_WHAT IS BEING ASKED_
Restate each line word for word. Leave out every picture.

_DATASET_
********

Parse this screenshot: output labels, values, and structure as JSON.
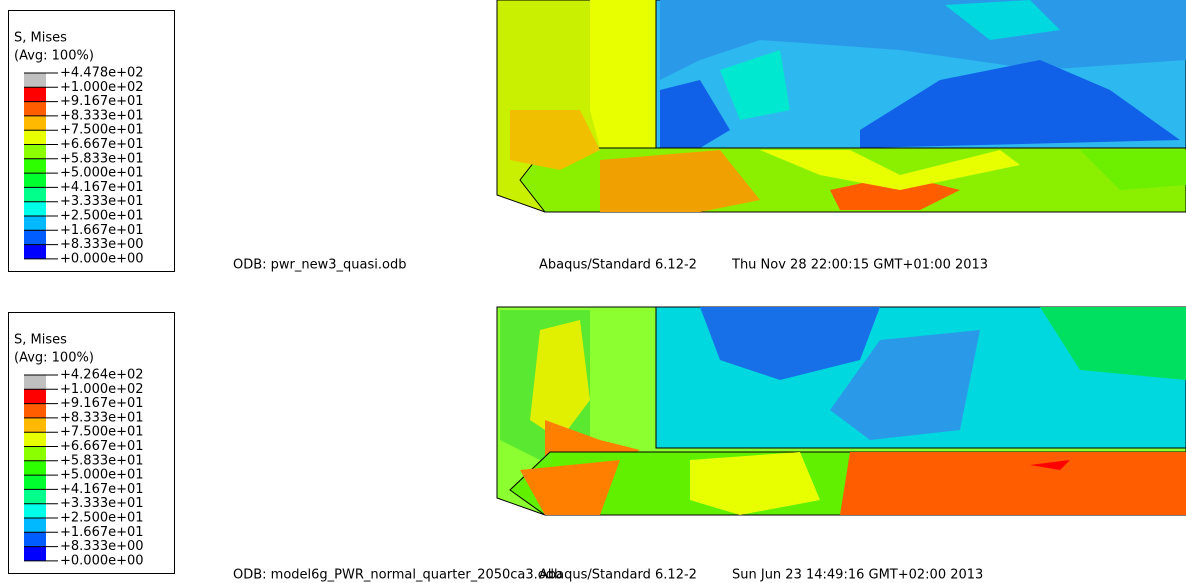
{
  "panels": [
    {
      "legend": {
        "title": "S, Mises",
        "subtitle": "(Avg: 100%)",
        "labels": [
          "+4.478e+02",
          "+1.000e+02",
          "+9.167e+01",
          "+8.333e+01",
          "+7.500e+01",
          "+6.667e+01",
          "+5.833e+01",
          "+5.000e+01",
          "+4.167e+01",
          "+3.333e+01",
          "+2.500e+01",
          "+1.667e+01",
          "+8.333e+00",
          "+0.000e+00"
        ]
      },
      "footer": {
        "odb": "ODB: pwr_new3_quasi.odb",
        "solver": "Abaqus/Standard 6.12-2",
        "date": "Thu Nov 28 22:00:15 GMT+01:00 2013"
      }
    },
    {
      "legend": {
        "title": "S, Mises",
        "subtitle": "(Avg: 100%)",
        "labels": [
          "+4.264e+02",
          "+1.000e+02",
          "+9.167e+01",
          "+8.333e+01",
          "+7.500e+01",
          "+6.667e+01",
          "+5.833e+01",
          "+5.000e+01",
          "+4.167e+01",
          "+3.333e+01",
          "+2.500e+01",
          "+1.667e+01",
          "+8.333e+00",
          "+0.000e+00"
        ]
      },
      "footer": {
        "odb": "ODB: model6g_PWR_normal_quarter_2050ca3.odb",
        "solver": "Abaqus/Standard 6.12-2",
        "date": "Sun Jun 23 14:49:16 GMT+02:00 2013"
      }
    }
  ]
}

********

_FINAL ANSWER_
Parse this screenshot: output labels, values, and structure as JSON.
{
  "panels": [
    {
      "legend": {
        "title": "S, Mises",
        "subtitle": "(Avg: 100%)",
        "labels": [
          "+4.478e+02",
          "+1.000e+02",
          "+9.167e+01",
          "+8.333e+01",
          "+7.500e+01",
          "+6.667e+01",
          "+5.833e+01",
          "+5.000e+01",
          "+4.167e+01",
          "+3.333e+01",
          "+2.500e+01",
          "+1.667e+01",
          "+8.333e+00",
          "+0.000e+00"
        ]
      },
      "footer": {
        "odb": "ODB: pwr_new3_quasi.odb",
        "solver": "Abaqus/Standard 6.12-2",
        "date": "Thu Nov 28 22:00:15 GMT+01:00 2013"
      }
    },
    {
      "legend": {
        "title": "S, Mises",
        "subtitle": "(Avg: 100%)",
        "labels": [
          "+4.264e+02",
          "+1.000e+02",
          "+9.167e+01",
          "+8.333e+01",
          "+7.500e+01",
          "+6.667e+01",
          "+5.833e+01",
          "+5.000e+01",
          "+4.167e+01",
          "+3.333e+01",
          "+2.500e+01",
          "+1.667e+01",
          "+8.333e+00",
          "+0.000e+00"
        ]
      },
      "footer": {
        "odb": "ODB: model6g_PWR_normal_quarter_2050ca3.odb",
        "solver": "Abaqus/Standard 6.12-2",
        "date": "Sun Jun 23 14:49:16 GMT+02:00 2013"
      }
    }
  ]
}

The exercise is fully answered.